Exercise instructions | Reproduce the entries from the beginning through the line containing "332, 28, 360]", substituting "white-piece" for every occurrence of "white-stone" and leaving all else unchanged. Provide only those lines.

-- Records for this task start --

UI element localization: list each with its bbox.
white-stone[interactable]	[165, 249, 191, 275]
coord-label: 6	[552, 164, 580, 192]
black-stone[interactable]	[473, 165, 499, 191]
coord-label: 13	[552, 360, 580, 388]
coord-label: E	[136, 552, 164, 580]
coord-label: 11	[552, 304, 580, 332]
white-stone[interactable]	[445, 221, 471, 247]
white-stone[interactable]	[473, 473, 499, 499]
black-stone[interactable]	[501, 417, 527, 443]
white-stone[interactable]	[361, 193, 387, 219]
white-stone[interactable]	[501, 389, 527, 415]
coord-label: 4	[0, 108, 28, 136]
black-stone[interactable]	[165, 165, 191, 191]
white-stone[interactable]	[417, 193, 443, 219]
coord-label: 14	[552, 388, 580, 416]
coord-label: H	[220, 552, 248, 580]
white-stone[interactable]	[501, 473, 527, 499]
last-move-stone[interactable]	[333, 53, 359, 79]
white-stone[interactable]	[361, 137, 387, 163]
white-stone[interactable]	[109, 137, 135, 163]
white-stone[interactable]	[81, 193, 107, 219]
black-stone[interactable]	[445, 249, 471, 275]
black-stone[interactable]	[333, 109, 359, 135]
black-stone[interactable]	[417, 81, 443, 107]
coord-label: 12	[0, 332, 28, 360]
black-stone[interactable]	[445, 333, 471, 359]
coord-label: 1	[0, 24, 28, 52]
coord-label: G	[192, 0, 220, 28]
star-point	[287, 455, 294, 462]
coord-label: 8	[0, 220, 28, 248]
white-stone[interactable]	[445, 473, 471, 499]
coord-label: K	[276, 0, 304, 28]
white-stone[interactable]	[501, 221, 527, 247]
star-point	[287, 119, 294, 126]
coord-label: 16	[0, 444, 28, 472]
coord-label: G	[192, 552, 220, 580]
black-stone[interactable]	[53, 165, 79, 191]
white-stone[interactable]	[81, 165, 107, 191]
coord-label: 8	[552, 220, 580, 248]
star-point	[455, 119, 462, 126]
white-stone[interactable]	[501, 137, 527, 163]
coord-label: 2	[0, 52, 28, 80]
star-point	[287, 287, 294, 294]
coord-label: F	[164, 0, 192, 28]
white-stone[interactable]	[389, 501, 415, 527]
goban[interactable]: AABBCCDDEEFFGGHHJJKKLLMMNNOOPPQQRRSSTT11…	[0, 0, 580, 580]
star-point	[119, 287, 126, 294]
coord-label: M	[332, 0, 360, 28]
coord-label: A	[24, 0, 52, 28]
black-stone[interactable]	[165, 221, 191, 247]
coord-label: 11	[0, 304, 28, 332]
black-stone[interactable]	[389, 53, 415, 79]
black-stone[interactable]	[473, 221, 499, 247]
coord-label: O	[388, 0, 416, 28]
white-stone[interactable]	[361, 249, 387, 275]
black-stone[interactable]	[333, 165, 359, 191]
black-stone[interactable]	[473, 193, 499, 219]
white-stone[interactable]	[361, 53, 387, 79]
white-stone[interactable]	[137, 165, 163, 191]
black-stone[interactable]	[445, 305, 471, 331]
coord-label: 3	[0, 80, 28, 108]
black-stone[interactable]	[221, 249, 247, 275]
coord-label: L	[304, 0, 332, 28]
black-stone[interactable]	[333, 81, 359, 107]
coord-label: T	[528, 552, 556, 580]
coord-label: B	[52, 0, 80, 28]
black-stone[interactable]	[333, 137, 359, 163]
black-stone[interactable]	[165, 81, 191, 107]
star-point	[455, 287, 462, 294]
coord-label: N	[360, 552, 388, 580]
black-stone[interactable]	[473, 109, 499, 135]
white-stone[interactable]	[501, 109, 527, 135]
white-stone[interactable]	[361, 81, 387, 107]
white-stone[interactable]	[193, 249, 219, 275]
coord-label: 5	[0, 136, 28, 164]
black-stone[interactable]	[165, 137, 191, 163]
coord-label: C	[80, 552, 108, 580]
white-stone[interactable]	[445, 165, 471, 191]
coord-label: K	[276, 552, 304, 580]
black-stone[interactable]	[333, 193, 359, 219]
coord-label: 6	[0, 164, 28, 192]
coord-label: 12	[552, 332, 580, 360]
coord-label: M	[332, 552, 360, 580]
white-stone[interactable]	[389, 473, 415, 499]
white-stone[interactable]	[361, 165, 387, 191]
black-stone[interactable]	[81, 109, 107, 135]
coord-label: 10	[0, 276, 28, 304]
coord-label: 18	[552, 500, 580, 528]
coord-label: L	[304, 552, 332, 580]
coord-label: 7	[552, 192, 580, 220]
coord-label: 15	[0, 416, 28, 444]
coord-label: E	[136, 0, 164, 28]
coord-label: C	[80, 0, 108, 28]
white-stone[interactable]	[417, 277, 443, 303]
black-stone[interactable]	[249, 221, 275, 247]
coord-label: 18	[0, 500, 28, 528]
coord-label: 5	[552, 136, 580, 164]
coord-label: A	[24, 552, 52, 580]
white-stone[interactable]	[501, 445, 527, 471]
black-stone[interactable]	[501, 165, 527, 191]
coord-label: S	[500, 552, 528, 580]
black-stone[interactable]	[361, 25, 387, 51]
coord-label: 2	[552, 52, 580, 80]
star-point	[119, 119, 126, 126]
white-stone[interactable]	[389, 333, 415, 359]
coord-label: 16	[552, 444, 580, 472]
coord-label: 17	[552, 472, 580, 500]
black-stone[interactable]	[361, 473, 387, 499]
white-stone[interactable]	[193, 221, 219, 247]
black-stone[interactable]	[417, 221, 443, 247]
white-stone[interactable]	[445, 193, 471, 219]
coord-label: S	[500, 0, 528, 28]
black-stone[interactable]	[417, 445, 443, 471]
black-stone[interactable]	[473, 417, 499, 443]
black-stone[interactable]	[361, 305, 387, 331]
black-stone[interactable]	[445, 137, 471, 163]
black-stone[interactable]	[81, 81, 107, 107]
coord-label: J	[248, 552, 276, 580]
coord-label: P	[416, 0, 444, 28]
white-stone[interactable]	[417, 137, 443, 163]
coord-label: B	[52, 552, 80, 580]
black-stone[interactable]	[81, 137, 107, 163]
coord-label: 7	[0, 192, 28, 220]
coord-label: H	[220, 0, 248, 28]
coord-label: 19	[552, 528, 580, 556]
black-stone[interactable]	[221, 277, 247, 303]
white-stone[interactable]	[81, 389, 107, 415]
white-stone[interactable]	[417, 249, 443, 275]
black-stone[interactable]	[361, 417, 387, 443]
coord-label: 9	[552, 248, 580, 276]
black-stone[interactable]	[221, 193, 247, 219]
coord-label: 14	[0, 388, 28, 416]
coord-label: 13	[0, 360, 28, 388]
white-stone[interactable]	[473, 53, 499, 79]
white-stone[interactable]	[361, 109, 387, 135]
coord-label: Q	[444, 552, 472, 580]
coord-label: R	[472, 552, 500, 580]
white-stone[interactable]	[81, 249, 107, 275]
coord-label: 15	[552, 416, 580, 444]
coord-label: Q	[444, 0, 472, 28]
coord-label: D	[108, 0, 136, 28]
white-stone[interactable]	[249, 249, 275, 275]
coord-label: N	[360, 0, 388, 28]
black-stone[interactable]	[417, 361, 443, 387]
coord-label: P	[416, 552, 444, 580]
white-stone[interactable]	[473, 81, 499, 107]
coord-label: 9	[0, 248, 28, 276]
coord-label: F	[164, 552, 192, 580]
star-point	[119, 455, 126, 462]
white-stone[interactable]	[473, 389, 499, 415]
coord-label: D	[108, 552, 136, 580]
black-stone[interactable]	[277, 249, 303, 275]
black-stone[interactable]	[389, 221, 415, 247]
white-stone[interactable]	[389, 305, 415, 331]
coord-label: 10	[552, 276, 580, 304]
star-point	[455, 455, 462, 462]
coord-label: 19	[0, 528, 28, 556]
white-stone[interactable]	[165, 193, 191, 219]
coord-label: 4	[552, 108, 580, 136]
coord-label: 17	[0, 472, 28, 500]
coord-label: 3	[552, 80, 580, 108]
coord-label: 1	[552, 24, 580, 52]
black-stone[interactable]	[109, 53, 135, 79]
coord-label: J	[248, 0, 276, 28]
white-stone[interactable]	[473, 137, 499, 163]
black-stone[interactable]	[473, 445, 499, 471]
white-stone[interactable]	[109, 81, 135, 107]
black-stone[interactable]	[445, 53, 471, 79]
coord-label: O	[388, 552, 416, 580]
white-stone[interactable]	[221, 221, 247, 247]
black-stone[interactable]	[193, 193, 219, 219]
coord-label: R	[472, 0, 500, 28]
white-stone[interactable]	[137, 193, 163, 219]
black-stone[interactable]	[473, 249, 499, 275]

-- Records for this task end --

Solution to the problem |
UI element localization: list each with its bbox.
white-piece[interactable]	[165, 249, 191, 275]
coord-label: 6	[552, 164, 580, 192]
black-stone[interactable]	[473, 165, 499, 191]
coord-label: 13	[552, 360, 580, 388]
coord-label: E	[136, 552, 164, 580]
coord-label: 11	[552, 304, 580, 332]
white-piece[interactable]	[445, 221, 471, 247]
white-piece[interactable]	[473, 473, 499, 499]
black-stone[interactable]	[501, 417, 527, 443]
white-piece[interactable]	[361, 193, 387, 219]
white-piece[interactable]	[501, 389, 527, 415]
coord-label: 4	[0, 108, 28, 136]
black-stone[interactable]	[165, 165, 191, 191]
white-piece[interactable]	[417, 193, 443, 219]
coord-label: 14	[552, 388, 580, 416]
coord-label: H	[220, 552, 248, 580]
white-piece[interactable]	[501, 473, 527, 499]
last-move-stone[interactable]	[333, 53, 359, 79]
white-piece[interactable]	[361, 137, 387, 163]
white-piece[interactable]	[109, 137, 135, 163]
white-piece[interactable]	[81, 193, 107, 219]
black-stone[interactable]	[445, 249, 471, 275]
black-stone[interactable]	[333, 109, 359, 135]
black-stone[interactable]	[417, 81, 443, 107]
coord-label: 12	[0, 332, 28, 360]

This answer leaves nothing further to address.